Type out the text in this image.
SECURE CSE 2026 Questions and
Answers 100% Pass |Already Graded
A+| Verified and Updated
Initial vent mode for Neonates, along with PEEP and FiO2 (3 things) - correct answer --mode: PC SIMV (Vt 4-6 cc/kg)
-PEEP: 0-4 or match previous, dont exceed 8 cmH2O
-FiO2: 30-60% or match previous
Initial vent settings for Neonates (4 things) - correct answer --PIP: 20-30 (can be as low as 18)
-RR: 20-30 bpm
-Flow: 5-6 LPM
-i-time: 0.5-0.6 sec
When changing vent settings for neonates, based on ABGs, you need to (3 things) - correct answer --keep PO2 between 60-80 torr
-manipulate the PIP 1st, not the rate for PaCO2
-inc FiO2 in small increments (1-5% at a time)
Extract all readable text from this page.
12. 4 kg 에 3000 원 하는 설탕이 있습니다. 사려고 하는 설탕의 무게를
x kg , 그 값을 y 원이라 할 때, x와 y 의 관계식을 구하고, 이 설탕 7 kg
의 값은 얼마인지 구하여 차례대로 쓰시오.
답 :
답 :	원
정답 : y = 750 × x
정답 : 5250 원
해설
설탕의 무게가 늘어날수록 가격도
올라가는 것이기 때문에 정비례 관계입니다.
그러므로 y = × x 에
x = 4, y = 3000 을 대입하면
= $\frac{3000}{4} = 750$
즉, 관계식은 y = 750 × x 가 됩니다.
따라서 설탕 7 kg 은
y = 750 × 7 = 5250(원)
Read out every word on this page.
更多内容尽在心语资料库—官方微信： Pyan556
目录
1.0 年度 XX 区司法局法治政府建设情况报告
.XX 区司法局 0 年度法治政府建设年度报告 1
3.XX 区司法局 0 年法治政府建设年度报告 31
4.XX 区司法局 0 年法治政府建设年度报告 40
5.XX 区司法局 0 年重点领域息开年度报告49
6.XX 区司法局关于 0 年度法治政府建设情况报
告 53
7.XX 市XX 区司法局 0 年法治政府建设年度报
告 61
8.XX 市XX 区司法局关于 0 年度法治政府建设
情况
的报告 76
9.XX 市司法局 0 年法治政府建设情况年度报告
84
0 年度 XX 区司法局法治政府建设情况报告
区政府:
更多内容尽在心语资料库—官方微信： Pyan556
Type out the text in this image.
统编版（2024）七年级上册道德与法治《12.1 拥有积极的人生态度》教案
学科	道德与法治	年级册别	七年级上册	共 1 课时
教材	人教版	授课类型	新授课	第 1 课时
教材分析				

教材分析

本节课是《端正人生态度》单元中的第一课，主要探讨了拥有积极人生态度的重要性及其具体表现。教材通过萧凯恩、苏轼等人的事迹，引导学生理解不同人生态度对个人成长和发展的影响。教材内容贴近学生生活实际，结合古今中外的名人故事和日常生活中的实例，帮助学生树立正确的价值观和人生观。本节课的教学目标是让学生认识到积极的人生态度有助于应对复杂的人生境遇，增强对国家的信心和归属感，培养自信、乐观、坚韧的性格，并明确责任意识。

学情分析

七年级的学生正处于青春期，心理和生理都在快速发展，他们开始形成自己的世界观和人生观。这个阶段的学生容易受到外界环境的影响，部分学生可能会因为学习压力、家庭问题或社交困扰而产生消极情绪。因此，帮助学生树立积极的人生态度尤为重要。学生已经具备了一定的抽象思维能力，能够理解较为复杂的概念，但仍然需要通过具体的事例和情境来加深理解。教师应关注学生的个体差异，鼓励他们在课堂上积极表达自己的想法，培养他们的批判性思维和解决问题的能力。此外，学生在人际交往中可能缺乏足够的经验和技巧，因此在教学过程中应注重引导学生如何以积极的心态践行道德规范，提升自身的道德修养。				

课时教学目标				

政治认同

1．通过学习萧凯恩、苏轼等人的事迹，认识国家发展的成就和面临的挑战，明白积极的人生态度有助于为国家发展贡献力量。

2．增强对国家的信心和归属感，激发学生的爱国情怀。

:::::

Instruction:
Every line above should be retyped exactly as given.

Response:
Type out the text in this image.
SECURE CSE 2026 Questions and
Answers 100% Pass |Already Graded
A+| Verified and Updated
Initial vent mode for Neonates, along with PEEP and FiO2 (3 things) - correct answer --mode: PC SIMV (Vt 4-6 cc/kg)
-PEEP: 0-4 or match previous, dont exceed 8 cmH2O
-FiO2: 30-60% or match previous
Initial vent settings for Neonates (4 things) - correct answer --PIP: 20-30 (can be as low as 18)
-RR: 20-30 bpm
-Flow: 5-6 LPM
-i-time: 0.5-0.6 sec
When changing vent settings for neonates, based on ABGs, you need to (3 things) - correct answer --keep PO2 between 60-80 torr
-manipulate the PIP 1st, not the rate for PaCO2
-inc FiO2 in small increments (1-5% at a time)
Extract all readable text from this page.
12. 4 kg 에 3000 원 하는 설탕이 있습니다. 사려고 하는 설탕의 무게를
x kg , 그 값을 y 원이라 할 때, x와 y 의 관계식을 구하고, 이 설탕 7 kg
의 값은 얼마인지 구하여 차례대로 쓰시오.
답 :
답 :	원
정답 : y = 750 × x
정답 : 5250 원
해설
설탕의 무게가 늘어날수록 가격도
올라가는 것이기 때문에 정비례 관계입니다.
그러므로 y = × x 에
x = 4, y = 3000 을 대입하면
= $\frac{3000}{4} = 750$
즉, 관계식은 y = 750 × x 가 됩니다.
따라서 설탕 7 kg 은
y = 750 × 7 = 5250(원)
Read out every word on this page.
更多内容尽在心语资料库—官方微信： Pyan556
目录
1.0 年度 XX 区司法局法治政府建设情况报告
.XX 区司法局 0 年度法治政府建设年度报告 1
3.XX 区司法局 0 年法治政府建设年度报告 31
4.XX 区司法局 0 年法治政府建设年度报告 40
5.XX 区司法局 0 年重点领域息开年度报告49
6.XX 区司法局关于 0 年度法治政府建设情况报
告 53
7.XX 市XX 区司法局 0 年法治政府建设年度报
告 61
8.XX 市XX 区司法局关于 0 年度法治政府建设
情况
的报告 76
9.XX 市司法局 0 年法治政府建设情况年度报告
84
0 年度 XX 区司法局法治政府建设情况报告
区政府:
更多内容尽在心语资料库—官方微信： Pyan556
Type out the text in this image.
统编版（2024）七年级上册道德与法治《12.1 拥有积极的人生态度》教案
学科	道德与法治	年级册别	七年级上册	共 1 课时
教材	人教版	授课类型	新授课	第 1 课时
教材分析				

教材分析

本节课是《端正人生态度》单元中的第一课，主要探讨了拥有积极人生态度的重要性及其具体表现。教材通过萧凯恩、苏轼等人的事迹，引导学生理解不同人生态度对个人成长和发展的影响。教材内容贴近学生生活实际，结合古今中外的名人故事和日常生活中的实例，帮助学生树立正确的价值观和人生观。本节课的教学目标是让学生认识到积极的人生态度有助于应对复杂的人生境遇，增强对国家的信心和归属感，培养自信、乐观、坚韧的性格，并明确责任意识。

学情分析

七年级的学生正处于青春期，心理和生理都在快速发展，他们开始形成自己的世界观和人生观。这个阶段的学生容易受到外界环境的影响，部分学生可能会因为学习压力、家庭问题或社交困扰而产生消极情绪。因此，帮助学生树立积极的人生态度尤为重要。学生已经具备了一定的抽象思维能力，能够理解较为复杂的概念，但仍然需要通过具体的事例和情境来加深理解。教师应关注学生的个体差异，鼓励他们在课堂上积极表达自己的想法，培养他们的批判性思维和解决问题的能力。此外，学生在人际交往中可能缺乏足够的经验和技巧，因此在教学过程中应注重引导学生如何以积极的心态践行道德规范，提升自身的道德修养。				

课时教学目标				

政治认同

1．通过学习萧凯恩、苏轼等人的事迹，认识国家发展的成就和面临的挑战，明白积极的人生态度有助于为国家发展贡献力量。

2．增强对国家的信心和归属感，激发学生的爱国情怀。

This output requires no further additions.